# Problem description:
Scan the entries below. List each line with "Moustapha".

# Data section:
┄┄┄┄┄┄

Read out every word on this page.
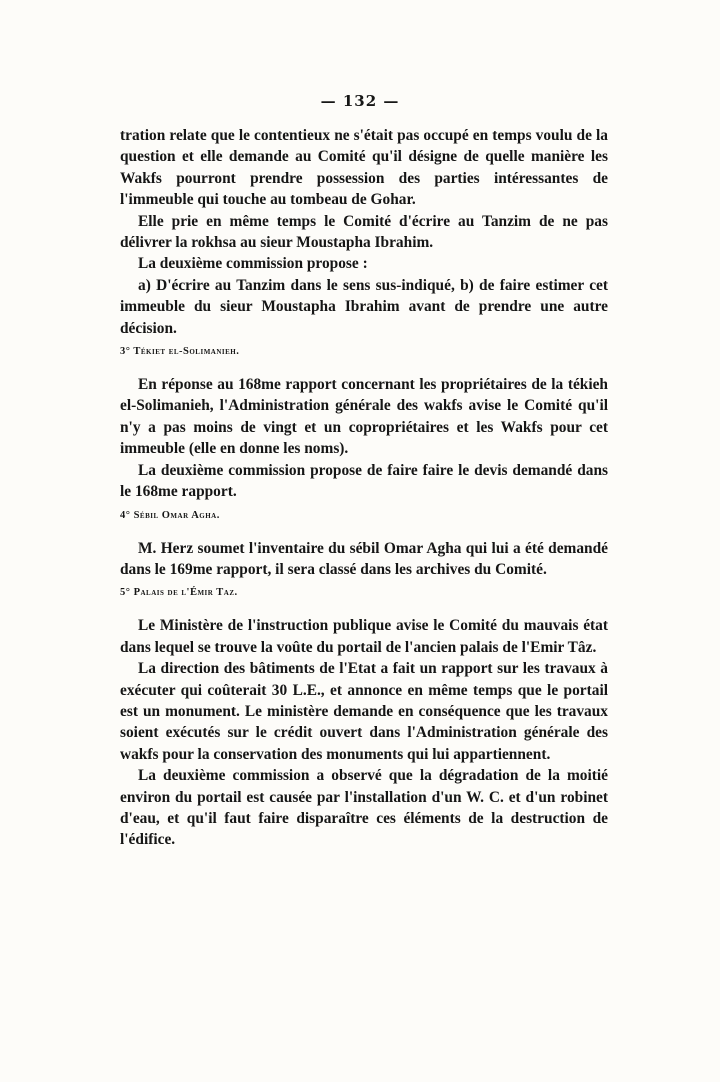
— 132 —

tration relate que le contentieux ne s'était pas occupé en temps voulu de la question et elle demande au Comité qu'il désigne de quelle manière les Wakfs pourront prendre possession des parties intéressantes de l'immeuble qui touche au tombeau de Gohar.

Elle prie en même temps le Comité d'écrire au Tanzim de ne pas délivrer la rokhsa au sieur Moustapha Ibrahim.

La deuxième commission propose :

a) D'écrire au Tanzim dans le sens sus-indiqué, b) de faire estimer cet immeuble du sieur Moustapha Ibrahim avant de prendre une autre décision.

3° Tékiet el-Solimanieh.

En réponse au 168me rapport concernant les propriétaires de la tékieh el-Solimanieh, l'Administration générale des wakfs avise le Comité qu'il n'y a pas moins de vingt et un copropriétaires et les Wakfs pour cet immeuble (elle en donne les noms).

La deuxième commission propose de faire faire le devis demandé dans le 168me rapport.

4° Sébil Omar Agha.

M. Herz soumet l'inventaire du sébil Omar Agha qui lui a été demandé dans le 169me rapport, il sera classé dans les archives du Comité.

5° Palais de l'Émir Taz.

Le Ministère de l'instruction publique avise le Comité du mauvais état dans lequel se trouve la voûte du portail de l'ancien palais de l'Emir Tâz.

La direction des bâtiments de l'Etat a fait un rapport sur les travaux à exécuter qui coûterait 30 L.E., et annonce en même temps que le portail est un monument. Le ministère demande en conséquence que les travaux soient exécutés sur le crédit ouvert dans l'Administration générale des wakfs pour la conservation des monuments qui lui appartiennent.

La deuxième commission a observé que la dégradation de la moitié environ du portail est causée par l'installation d'un W. C. et d'un robinet d'eau, et qu'il faut faire disparaître ces éléments de la destruction de l'édifice.
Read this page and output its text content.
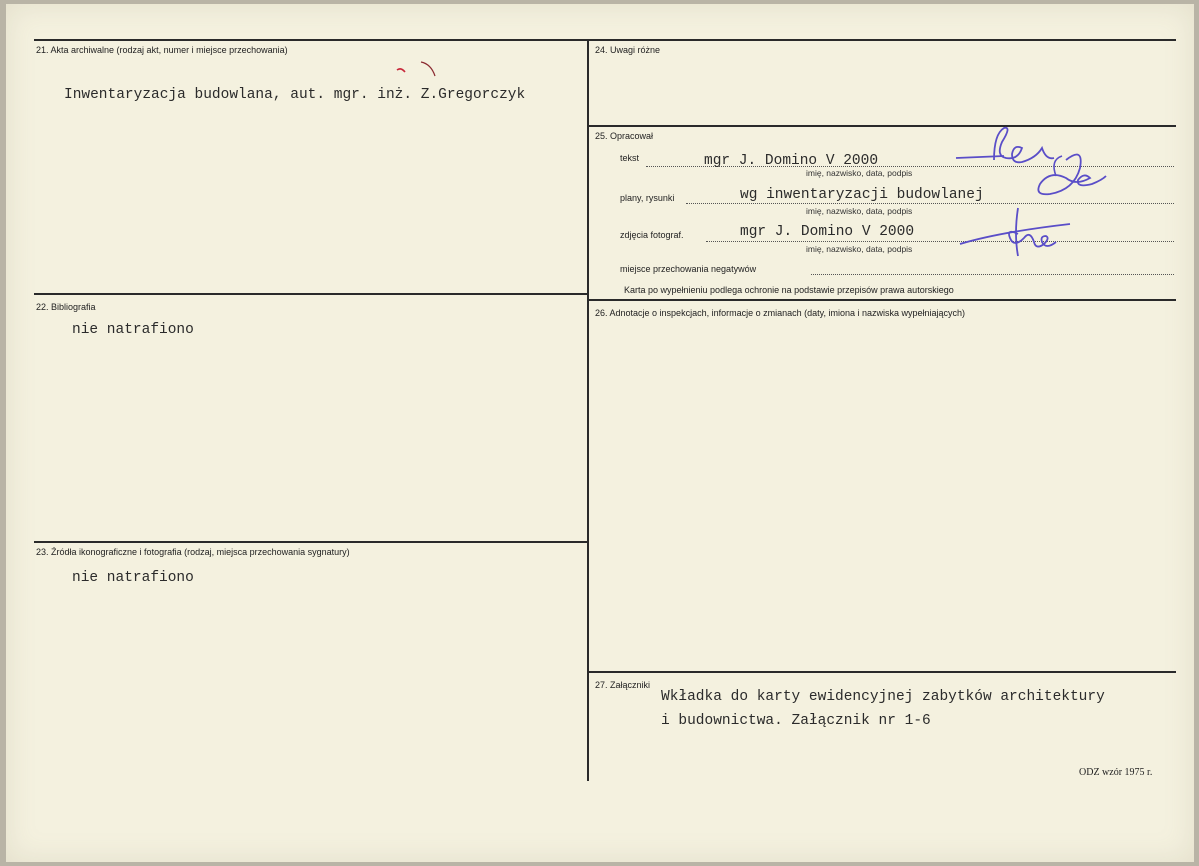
21. Akta archiwalne (rodzaj akt, numer i miejsce przechowania)
Inwentaryzacja budowlana, aut. mgr. inż. Z.Gregorczyk
22. Bibliografia
nie natrafiono
23. Źródła ikonograficzne i fotografia (rodzaj, miejsca przechowania sygnatury)
nie natrafiono
24. Uwagi różne
25. Opracował
tekst	mgr J. Domino V 2000
imię, nazwisko, data, podpis
plany, rysunki	wg inwentaryzacji budowlanej
imię, nazwisko, data, podpis
zdjęcia fotograf.	mgr J. Domino V 2000
imię, nazwisko, data, podpis
miejsce przechowania negatywów
Karta po wypełnieniu podlega ochronie na podstawie przepisów prawa autorskiego
26. Adnotacje o inspekcjach, informacje o zmianach (daty, imiona i nazwiska wypełniających)
27. Załączniki
Wkładka do karty ewidencyjnej zabytków architektury
i budownictwa. Załącznik nr 1-6
ODZ wzór 1975 r.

┄┄┄┄┄┄

# The answer:
Elle prie en même temps le Comité d'écrire au Tanzim de ne pas délivrer la rokhsa au sieur Moustapha Ibrahim.
a) D'écrire au Tanzim dans le sens sus-indiqué, b) de faire estimer cet immeuble du sieur Moustapha Ibrahim avant de prendre une autre décision.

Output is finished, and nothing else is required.